▶ [PROMPT] Could you recast every line in the records below as a Markdown table with the columns Row and Line, numbering each row and leaving out blank lines?

▶ [INFORMATION PROVIDED]
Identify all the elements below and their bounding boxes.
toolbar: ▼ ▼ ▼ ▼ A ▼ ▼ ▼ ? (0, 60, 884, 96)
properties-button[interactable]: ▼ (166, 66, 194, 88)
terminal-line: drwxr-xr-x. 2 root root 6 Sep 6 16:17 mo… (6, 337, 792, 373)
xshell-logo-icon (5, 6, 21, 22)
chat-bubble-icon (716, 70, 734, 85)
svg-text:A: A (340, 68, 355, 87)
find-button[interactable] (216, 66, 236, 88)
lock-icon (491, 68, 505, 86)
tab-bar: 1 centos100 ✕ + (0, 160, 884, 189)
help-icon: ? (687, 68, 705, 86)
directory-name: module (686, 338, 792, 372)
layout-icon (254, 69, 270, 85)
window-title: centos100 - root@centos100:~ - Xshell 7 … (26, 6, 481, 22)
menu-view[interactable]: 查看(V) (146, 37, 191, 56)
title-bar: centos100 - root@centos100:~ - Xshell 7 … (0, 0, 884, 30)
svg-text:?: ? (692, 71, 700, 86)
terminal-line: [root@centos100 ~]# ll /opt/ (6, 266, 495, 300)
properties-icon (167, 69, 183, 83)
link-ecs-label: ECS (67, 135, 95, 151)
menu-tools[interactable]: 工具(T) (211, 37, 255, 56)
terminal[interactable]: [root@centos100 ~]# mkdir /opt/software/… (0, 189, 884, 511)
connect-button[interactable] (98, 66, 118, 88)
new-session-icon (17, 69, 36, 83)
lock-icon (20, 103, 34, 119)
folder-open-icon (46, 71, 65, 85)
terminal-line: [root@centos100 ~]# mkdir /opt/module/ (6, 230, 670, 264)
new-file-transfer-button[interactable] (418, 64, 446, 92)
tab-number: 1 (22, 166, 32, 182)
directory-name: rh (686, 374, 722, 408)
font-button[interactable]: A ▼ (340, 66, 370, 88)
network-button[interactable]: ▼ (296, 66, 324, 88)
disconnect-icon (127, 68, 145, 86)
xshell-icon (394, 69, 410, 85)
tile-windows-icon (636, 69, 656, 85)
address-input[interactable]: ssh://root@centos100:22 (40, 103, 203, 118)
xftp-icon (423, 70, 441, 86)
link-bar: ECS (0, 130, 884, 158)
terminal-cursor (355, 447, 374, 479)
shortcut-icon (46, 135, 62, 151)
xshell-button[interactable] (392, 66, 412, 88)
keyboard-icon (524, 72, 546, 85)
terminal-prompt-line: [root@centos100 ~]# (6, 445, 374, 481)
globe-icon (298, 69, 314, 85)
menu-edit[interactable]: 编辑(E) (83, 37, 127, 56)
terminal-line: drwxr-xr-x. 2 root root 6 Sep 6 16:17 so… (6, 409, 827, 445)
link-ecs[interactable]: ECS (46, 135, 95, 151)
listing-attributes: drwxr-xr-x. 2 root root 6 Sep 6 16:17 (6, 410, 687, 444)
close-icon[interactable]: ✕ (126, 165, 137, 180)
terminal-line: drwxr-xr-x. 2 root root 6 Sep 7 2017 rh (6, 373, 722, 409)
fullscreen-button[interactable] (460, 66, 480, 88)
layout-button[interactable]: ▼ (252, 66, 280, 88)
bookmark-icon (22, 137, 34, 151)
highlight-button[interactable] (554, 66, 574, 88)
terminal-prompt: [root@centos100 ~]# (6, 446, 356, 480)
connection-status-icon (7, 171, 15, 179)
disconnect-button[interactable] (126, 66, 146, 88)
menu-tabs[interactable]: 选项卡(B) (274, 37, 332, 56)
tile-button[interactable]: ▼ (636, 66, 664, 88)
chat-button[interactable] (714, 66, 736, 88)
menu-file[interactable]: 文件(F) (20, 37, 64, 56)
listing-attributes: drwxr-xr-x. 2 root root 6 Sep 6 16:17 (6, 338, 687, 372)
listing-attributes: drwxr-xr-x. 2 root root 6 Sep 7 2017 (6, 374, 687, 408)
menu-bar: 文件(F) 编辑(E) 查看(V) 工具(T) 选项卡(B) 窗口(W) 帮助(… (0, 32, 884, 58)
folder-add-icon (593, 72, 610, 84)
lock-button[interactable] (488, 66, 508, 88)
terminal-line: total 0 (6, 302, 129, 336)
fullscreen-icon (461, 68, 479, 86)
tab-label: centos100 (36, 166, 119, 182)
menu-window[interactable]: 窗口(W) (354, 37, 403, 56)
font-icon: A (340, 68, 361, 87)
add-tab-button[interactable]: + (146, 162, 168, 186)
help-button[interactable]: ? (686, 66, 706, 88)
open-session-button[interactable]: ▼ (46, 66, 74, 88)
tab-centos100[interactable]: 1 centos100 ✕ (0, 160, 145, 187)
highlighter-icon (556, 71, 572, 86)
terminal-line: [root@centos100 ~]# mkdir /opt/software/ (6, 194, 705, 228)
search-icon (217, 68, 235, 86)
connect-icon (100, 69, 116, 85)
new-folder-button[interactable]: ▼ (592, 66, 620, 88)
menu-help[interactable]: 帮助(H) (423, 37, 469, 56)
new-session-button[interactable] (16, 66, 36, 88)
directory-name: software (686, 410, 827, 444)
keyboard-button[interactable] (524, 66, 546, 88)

▶ [RESULT OF THE EXERCISE]
| Row | Line |
|---|---|
| 1 | Identify all the elements below and their bounding boxes. |
| 2 | toolbar: ▼ ▼ ▼ ▼ A ▼ ▼ ▼ ? (0, 60, 884, 96) |
| 3 | properties-button[interactable]: ▼ (166, 66, 194, 88) |
| 4 | terminal-line: drwxr-xr-x. 2 root root 6 Sep 6 16:17 mo… (6, 337, 792, 373) |
| 5 | xshell-logo-icon (5, 6, 21, 22) |
| 6 | chat-bubble-icon (716, 70, 734, 85) |
| 7 | svg-text:A: A (340, 68, 355, 87) |
| 8 | find-button[interactable] (216, 66, 236, 88) |
| 9 | lock-icon (491, 68, 505, 86) |
| 10 | tab-bar: 1 centos100 ✕ + (0, 160, 884, 189) |
| 11 | help-icon: ? (687, 68, 705, 86) |
| 12 | directory-name: module (686, 338, 792, 372) |
| 13 | layout-icon (254, 69, 270, 85) |
| 14 | window-title: centos100 - root@centos100:~ - Xshell 7 … (26, 6, 481, 22) |
| 15 | menu-view[interactable]: 查看(V) (146, 37, 191, 56) |
| 16 | title-bar: centos100 - root@centos100:~ - Xshell 7 … (0, 0, 884, 30) |
| 17 | svg-text:?: ? (692, 71, 700, 86) |
| 18 | terminal-line: [root@centos100 ~]# ll /opt/ (6, 266, 495, 300) |
| 19 | properties-icon (167, 69, 183, 83) |
| 20 | link-ecs-label: ECS (67, 135, 95, 151) |
| 21 | menu-tools[interactable]: 工具(T) (211, 37, 255, 56) |
| 22 | terminal[interactable]: [root@centos100 ~]# mkdir /opt/software/… (0, 189, 884, 511) |
| 23 | connect-button[interactable] (98, 66, 118, 88) |
| 24 | new-session-icon (17, 69, 36, 83) |
| 25 | lock-icon (20, 103, 34, 119) |
| 26 | folder-open-icon (46, 71, 65, 85) |
| 27 | terminal-line: [root@centos100 ~]# mkdir /opt/module/ (6, 230, 670, 264) |
| 28 | new-file-transfer-button[interactable] (418, 64, 446, 92) |
| 29 | tab-number: 1 (22, 166, 32, 182) |
| 30 | directory-name: rh (686, 374, 722, 408) |
| 31 | font-button[interactable]: A ▼ (340, 66, 370, 88) |
| 32 | network-button[interactable]: ▼ (296, 66, 324, 88) |
| 33 | disconnect-icon (127, 68, 145, 86) |
| 34 | xshell-icon (394, 69, 410, 85) |
| 35 | tile-windows-icon (636, 69, 656, 85) |
| 36 | address-input[interactable]: ssh://root@centos100:22 (40, 103, 203, 118) |
| 37 | xftp-icon (423, 70, 441, 86) |
| 38 | link-bar: ECS (0, 130, 884, 158) |
| 39 | terminal-cursor (355, 447, 374, 479) |
| 40 | shortcut-icon (46, 135, 62, 151) |
| 41 | xshell-button[interactable] (392, 66, 412, 88) |
| 42 | keyboard-icon (524, 72, 546, 85) |
| 43 | terminal-prompt-line: [root@centos100 ~]# (6, 445, 374, 481) |
| 44 | globe-icon (298, 69, 314, 85) |
| 45 | menu-edit[interactable]: 编辑(E) (83, 37, 127, 56) |
| 46 | terminal-line: drwxr-xr-x. 2 root root 6 Sep 6 16:17 so… (6, 409, 827, 445) |
| 47 | link-ecs[interactable]: ECS (46, 135, 95, 151) |
| 48 | listing-attributes: drwxr-xr-x. 2 root root 6 Sep 6 16:17 (6, 410, 687, 444) |
| 49 | close-icon[interactable]: ✕ (126, 165, 137, 180) |
| 50 | terminal-line: drwxr-xr-x. 2 root root 6 Sep 7 2017 rh (6, 373, 722, 409) |
| 51 | fullscreen-button[interactable] (460, 66, 480, 88) |
| 52 | layout-button[interactable]: ▼ (252, 66, 280, 88) |
| 53 | bookmark-icon (22, 137, 34, 151) |
| 54 | highlight-button[interactable] (554, 66, 574, 88) |
| 55 | terminal-prompt: [root@centos100 ~]# (6, 446, 356, 480) |
| 56 | connection-status-icon (7, 171, 15, 179) |
| 57 | disconnect-button[interactable] (126, 66, 146, 88) |
| 58 | menu-tabs[interactable]: 选项卡(B) (274, 37, 332, 56) |
| 59 | tile-button[interactable]: ▼ (636, 66, 664, 88) |
| 60 | chat-button[interactable] (714, 66, 736, 88) |
| 61 | menu-file[interactable]: 文件(F) (20, 37, 64, 56) |
| 62 | listing-attributes: drwxr-xr-x. 2 root root 6 Sep 6 16:17 (6, 338, 687, 372) |
| 63 | listing-attributes: drwxr-xr-x. 2 root root 6 Sep 7 2017 (6, 374, 687, 408) |
| 64 | menu-bar: 文件(F) 编辑(E) 查看(V) 工具(T) 选项卡(B) 窗口(W) 帮助(… (0, 32, 884, 58) |
| 65 | folder-add-icon (593, 72, 610, 84) |
| 66 | lock-button[interactable] (488, 66, 508, 88) |
| 67 | terminal-line: total 0 (6, 302, 129, 336) |
| 68 | fullscreen-icon (461, 68, 479, 86) |
| 69 | tab-label: centos100 (36, 166, 119, 182) |
| 70 | menu-window[interactable]: 窗口(W) (354, 37, 403, 56) |
| 71 | font-icon: A (340, 68, 361, 87) |
| 72 | add-tab-button[interactable]: + (146, 162, 168, 186) |
| 73 | help-button[interactable]: ? (686, 66, 706, 88) |
| 74 | open-session-button[interactable]: ▼ (46, 66, 74, 88) |
| 75 | tab-centos100[interactable]: 1 centos100 ✕ (0, 160, 145, 187) |
| 76 | highlighter-icon (556, 71, 572, 86) |
| 77 | terminal-line: [root@centos100 ~]# mkdir /opt/software/ (6, 194, 705, 228) |
| 78 | search-icon (217, 68, 235, 86) |
| 79 | connect-icon (100, 69, 116, 85) |
| 80 | new-folder-button[interactable]: ▼ (592, 66, 620, 88) |
| 81 | menu-help[interactable]: 帮助(H) (423, 37, 469, 56) |
| 82 | new-session-button[interactable] (16, 66, 36, 88) |
| 83 | directory-name: software (686, 410, 827, 444) |
| 84 | keyboard-button[interactable] (524, 66, 546, 88) |